• [TASK PROMPT]
Your task is to copy the material exactly.

• [Data excerpts]
## Start

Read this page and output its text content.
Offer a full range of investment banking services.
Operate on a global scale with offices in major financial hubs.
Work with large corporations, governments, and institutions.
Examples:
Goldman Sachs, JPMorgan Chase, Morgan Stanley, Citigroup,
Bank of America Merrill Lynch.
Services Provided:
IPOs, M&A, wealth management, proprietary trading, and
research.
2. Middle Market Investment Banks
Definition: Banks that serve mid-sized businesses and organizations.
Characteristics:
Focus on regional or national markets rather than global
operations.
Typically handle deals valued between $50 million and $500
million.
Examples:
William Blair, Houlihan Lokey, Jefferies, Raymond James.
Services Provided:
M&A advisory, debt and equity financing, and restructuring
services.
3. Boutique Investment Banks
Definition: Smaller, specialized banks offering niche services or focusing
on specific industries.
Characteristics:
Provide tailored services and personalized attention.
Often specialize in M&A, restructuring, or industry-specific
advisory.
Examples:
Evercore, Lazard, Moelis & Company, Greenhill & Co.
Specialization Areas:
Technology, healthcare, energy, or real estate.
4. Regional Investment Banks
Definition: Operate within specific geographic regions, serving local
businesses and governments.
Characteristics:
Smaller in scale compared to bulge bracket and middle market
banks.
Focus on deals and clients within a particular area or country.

## End

• [FINISHED EXERCISE]
Read this page and output its text content.
Offer a full range of investment banking services.
Operate on a global scale with offices in major financial hubs.
Work with large corporations, governments, and institutions.
Examples:
Goldman Sachs, JPMorgan Chase, Morgan Stanley, Citigroup,
Bank of America Merrill Lynch.
Services Provided:
IPOs, M&A, wealth management, proprietary trading, and
research.
2. Middle Market Investment Banks
Definition: Banks that serve mid-sized businesses and organizations.
Characteristics:
Focus on regional or national markets rather than global
operations.
Typically handle deals valued between $50 million and $500
million.
Examples:
William Blair, Houlihan Lokey, Jefferies, Raymond James.
Services Provided:
M&A advisory, debt and equity financing, and restructuring
services.
3. Boutique Investment Banks
Definition: Smaller, specialized banks offering niche services or focusing
on specific industries.
Characteristics:
Provide tailored services and personalized attention.
Often specialize in M&A, restructuring, or industry-specific
advisory.
Examples:
Evercore, Lazard, Moelis & Company, Greenhill & Co.
Specialization Areas:
Technology, healthcare, energy, or real estate.
4. Regional Investment Banks
Definition: Operate within specific geographic regions, serving local
businesses and governments.
Characteristics:
Smaller in scale compared to bulge bracket and middle market
banks.
Focus on deals and clients within a particular area or country.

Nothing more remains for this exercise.